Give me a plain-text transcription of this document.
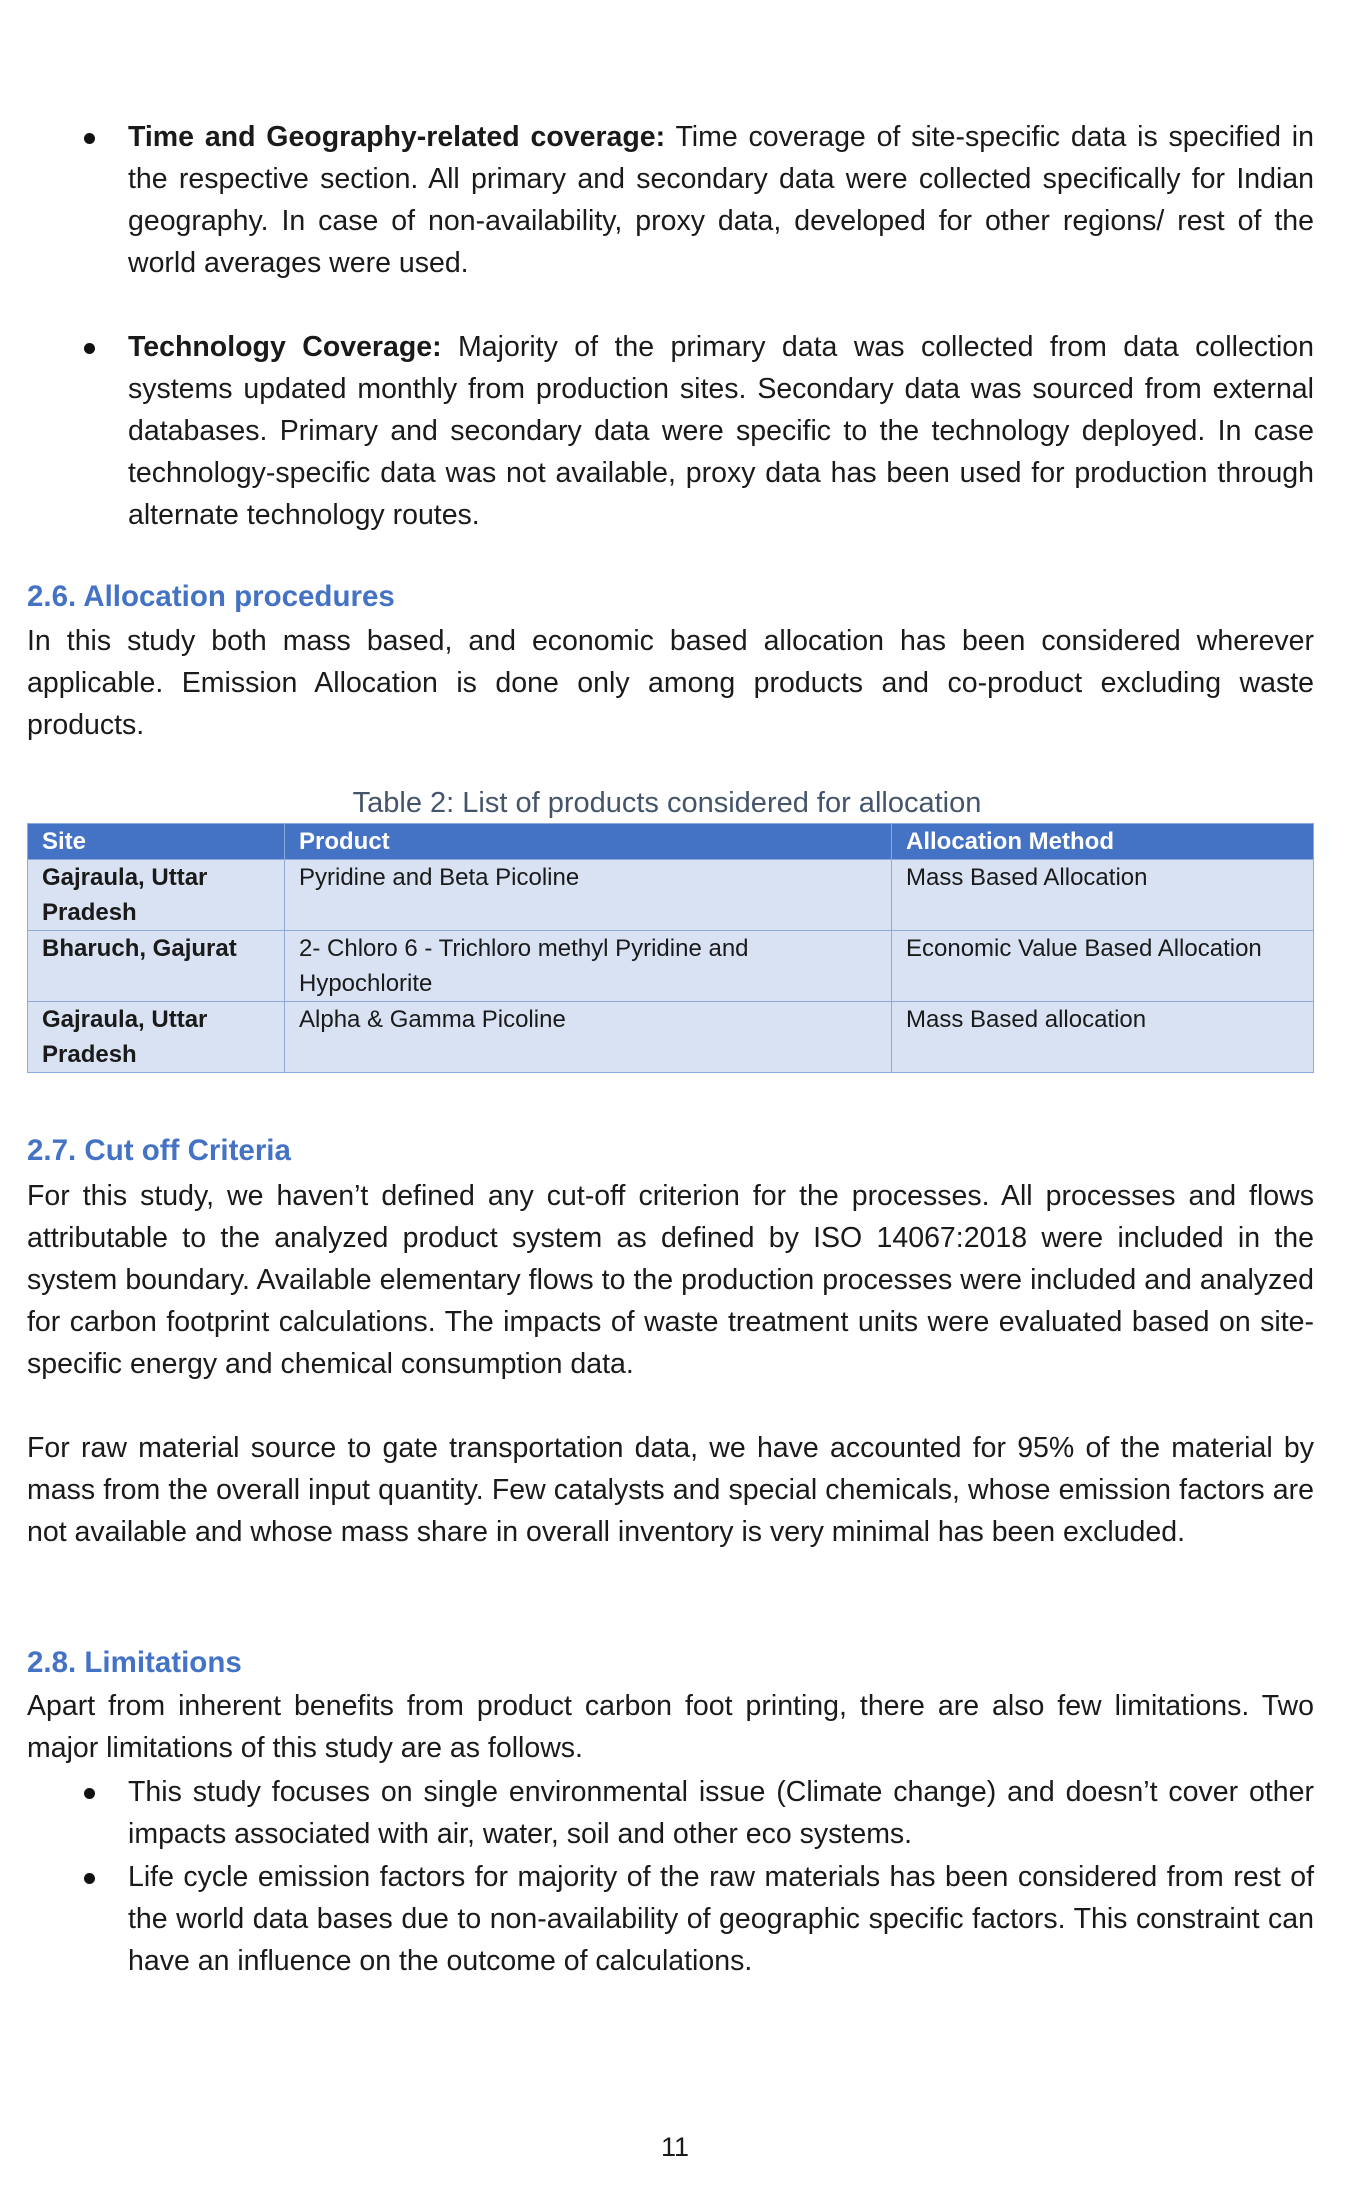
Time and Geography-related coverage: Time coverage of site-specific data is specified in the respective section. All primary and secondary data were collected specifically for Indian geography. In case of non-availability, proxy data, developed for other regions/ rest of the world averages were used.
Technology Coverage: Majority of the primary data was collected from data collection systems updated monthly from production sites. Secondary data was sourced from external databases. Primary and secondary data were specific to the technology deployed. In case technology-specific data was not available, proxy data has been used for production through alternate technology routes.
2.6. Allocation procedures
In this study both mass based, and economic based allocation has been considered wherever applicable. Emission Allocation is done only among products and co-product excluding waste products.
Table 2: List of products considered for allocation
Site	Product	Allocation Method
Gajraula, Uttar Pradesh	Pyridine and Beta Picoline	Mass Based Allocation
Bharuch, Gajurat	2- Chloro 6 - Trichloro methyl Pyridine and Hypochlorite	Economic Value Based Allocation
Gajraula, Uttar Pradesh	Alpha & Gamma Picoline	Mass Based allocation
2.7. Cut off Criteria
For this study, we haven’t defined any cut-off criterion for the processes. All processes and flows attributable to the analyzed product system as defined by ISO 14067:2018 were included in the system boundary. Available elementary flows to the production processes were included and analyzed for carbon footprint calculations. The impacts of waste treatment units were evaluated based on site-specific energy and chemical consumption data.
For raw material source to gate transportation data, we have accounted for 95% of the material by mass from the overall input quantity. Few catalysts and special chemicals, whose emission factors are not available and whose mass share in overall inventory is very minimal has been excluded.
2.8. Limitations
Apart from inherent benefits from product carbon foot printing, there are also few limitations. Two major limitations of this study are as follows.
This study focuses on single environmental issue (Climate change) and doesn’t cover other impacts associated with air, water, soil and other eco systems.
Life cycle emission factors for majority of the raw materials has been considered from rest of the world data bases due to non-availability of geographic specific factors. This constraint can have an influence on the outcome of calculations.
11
§
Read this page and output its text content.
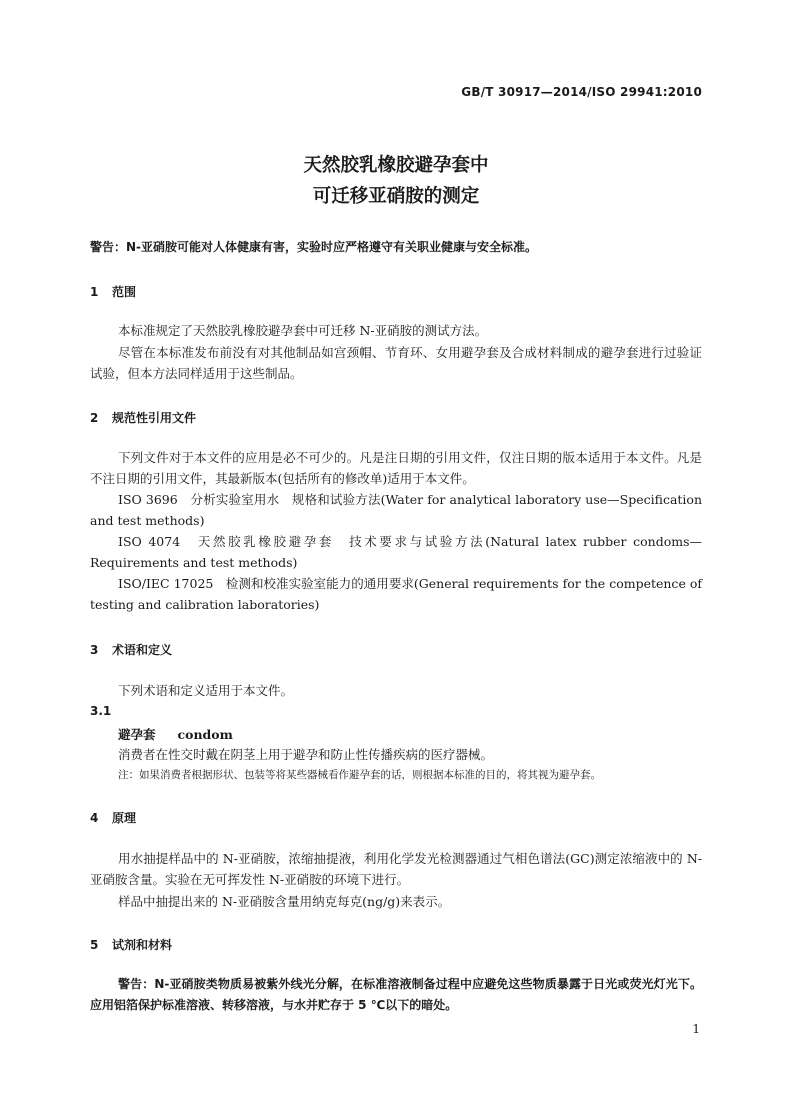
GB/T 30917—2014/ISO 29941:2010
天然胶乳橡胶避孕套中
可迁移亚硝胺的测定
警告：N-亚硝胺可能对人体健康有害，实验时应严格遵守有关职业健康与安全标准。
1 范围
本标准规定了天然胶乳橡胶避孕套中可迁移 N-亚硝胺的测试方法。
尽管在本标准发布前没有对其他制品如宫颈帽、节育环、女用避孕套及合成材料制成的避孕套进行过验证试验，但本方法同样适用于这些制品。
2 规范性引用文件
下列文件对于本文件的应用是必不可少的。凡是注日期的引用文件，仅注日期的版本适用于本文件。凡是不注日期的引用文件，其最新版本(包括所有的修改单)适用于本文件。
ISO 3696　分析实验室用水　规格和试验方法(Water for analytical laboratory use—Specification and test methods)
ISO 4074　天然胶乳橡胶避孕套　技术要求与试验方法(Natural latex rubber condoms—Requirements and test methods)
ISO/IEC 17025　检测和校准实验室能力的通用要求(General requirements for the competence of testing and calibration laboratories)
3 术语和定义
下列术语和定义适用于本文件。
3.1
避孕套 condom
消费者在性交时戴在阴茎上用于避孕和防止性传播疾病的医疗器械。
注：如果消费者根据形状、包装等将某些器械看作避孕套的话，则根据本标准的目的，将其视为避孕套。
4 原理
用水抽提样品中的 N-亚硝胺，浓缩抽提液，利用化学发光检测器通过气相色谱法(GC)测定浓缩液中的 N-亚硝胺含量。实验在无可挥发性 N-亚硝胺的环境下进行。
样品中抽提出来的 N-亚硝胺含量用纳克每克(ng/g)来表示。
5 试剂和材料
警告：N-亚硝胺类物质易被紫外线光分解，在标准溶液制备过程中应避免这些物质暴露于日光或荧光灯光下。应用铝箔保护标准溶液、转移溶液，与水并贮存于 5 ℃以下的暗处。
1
§
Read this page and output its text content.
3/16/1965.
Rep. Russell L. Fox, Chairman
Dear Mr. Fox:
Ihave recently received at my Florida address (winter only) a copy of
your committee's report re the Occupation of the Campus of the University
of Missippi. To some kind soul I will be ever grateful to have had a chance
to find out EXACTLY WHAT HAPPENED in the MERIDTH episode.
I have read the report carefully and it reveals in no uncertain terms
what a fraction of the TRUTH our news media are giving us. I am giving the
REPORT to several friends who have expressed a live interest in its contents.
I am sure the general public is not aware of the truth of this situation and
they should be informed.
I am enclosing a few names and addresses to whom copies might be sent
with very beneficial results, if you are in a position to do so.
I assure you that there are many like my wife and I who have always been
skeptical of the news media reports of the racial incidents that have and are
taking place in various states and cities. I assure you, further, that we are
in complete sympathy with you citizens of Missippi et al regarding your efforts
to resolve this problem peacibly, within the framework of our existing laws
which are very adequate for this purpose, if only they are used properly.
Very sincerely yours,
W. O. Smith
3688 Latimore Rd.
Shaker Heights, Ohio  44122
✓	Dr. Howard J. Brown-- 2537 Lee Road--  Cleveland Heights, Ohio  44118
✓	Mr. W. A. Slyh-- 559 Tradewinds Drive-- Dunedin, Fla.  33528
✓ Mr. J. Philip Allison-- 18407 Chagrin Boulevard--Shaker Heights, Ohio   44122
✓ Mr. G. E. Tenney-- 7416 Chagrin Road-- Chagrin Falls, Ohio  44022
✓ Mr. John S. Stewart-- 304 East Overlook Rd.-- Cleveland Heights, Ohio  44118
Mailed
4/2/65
§
#### AIM:
Pull out every line of the entries that includes the word "Heights".

#### SOLUTION BELOW:
Shaker Heights, Ohio  44122
✓	Dr. Howard J. Brown-- 2537 Lee Road--  Cleveland Heights, Ohio  44118
✓ Mr. J. Philip Allison-- 18407 Chagrin Boulevard--Shaker Heights, Ohio   44122
✓ Mr. John S. Stewart-- 304 East Overlook Rd.-- Cleveland Heights, Ohio  44118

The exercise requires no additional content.